- **Stated goal**: Copy each line that contains the word "如图所示".

- **Given data**:

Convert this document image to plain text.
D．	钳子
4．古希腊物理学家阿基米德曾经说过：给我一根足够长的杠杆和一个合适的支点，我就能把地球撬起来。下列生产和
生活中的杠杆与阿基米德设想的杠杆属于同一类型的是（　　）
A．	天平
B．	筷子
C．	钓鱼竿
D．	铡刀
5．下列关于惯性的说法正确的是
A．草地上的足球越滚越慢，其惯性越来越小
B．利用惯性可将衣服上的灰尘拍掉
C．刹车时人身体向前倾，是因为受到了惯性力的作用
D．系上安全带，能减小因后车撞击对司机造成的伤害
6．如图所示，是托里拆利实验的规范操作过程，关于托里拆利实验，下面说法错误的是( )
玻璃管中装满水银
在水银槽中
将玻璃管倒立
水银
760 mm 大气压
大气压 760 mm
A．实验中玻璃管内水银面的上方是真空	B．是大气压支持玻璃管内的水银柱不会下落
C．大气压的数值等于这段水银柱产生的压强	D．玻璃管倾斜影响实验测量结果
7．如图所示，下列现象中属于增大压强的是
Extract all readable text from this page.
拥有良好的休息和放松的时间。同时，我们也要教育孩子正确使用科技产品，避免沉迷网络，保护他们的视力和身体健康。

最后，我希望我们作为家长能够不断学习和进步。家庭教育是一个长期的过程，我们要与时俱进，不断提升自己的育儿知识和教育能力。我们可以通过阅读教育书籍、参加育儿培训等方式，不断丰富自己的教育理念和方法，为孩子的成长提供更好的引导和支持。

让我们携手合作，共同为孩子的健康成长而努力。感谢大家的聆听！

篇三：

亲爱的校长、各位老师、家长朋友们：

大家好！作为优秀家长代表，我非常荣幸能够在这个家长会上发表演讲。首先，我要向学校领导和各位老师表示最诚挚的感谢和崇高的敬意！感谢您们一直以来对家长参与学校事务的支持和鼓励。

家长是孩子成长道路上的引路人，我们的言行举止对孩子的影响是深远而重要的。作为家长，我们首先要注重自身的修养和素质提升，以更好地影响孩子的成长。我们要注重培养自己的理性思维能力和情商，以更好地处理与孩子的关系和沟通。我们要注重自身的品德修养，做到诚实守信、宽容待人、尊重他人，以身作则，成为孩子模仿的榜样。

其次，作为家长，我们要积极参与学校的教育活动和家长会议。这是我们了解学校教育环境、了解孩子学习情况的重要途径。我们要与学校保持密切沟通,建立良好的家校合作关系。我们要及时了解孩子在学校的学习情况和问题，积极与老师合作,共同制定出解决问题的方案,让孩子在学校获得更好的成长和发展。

- **Reply**:
6．如图所示，是托里拆利实验的规范操作过程，关于托里拆利实验，下面说法错误的是( )
7．如图所示，下列现象中属于增大压强的是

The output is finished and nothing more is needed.